## Start

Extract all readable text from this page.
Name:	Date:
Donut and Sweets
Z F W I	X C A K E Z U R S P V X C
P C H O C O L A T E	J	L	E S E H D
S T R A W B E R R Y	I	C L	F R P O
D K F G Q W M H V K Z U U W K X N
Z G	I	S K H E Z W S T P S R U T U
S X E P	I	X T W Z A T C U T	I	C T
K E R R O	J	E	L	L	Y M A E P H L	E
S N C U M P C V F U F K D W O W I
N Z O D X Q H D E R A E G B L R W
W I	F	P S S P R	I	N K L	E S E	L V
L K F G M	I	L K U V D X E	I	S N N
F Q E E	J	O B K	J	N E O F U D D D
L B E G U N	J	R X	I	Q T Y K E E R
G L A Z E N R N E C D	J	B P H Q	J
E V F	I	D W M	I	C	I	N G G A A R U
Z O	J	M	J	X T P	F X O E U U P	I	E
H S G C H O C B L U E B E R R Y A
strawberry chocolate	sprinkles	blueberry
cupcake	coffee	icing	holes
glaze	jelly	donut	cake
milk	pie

## End

## Direction
Output each record precisely as given.

## Response below
Extract all readable text from this page.
Name:	Date:
Donut and Sweets
Z F W I	X C A K E Z U R S P V X C
P C H O C O L A T E	J	L	E S E H D
S T R A W B E R R Y	I	C L	F R P O
D K F G Q W M H V K Z U U W K X N
Z G	I	S K H E Z W S T P S R U T U
S X E P	I	X T W Z A T C U T	I	C T
K E R R O	J	E	L	L	Y M A E P H L	E
S N C U M P C V F U F K D W O W I
N Z O D X Q H D E R A E G B L R W
W I	F	P S S P R	I	N K L	E S E	L V
L K F G M	I	L K U V D X E	I	S N N
F Q E E	J	O B K	J	N E O F U D D D
L B E G U N	J	R X	I	Q T Y K E E R
G L A Z E N R N E C D	J	B P H Q	J
E V F	I	D W M	I	C	I	N G G A A R U
Z O	J	M	J	X T P	F X O E U U P	I	E
H S G C H O C B L U E B E R R Y A
strawberry chocolate	sprinkles	blueberry
cupcake	coffee	icing	holes
glaze	jelly	donut	cake
milk	pie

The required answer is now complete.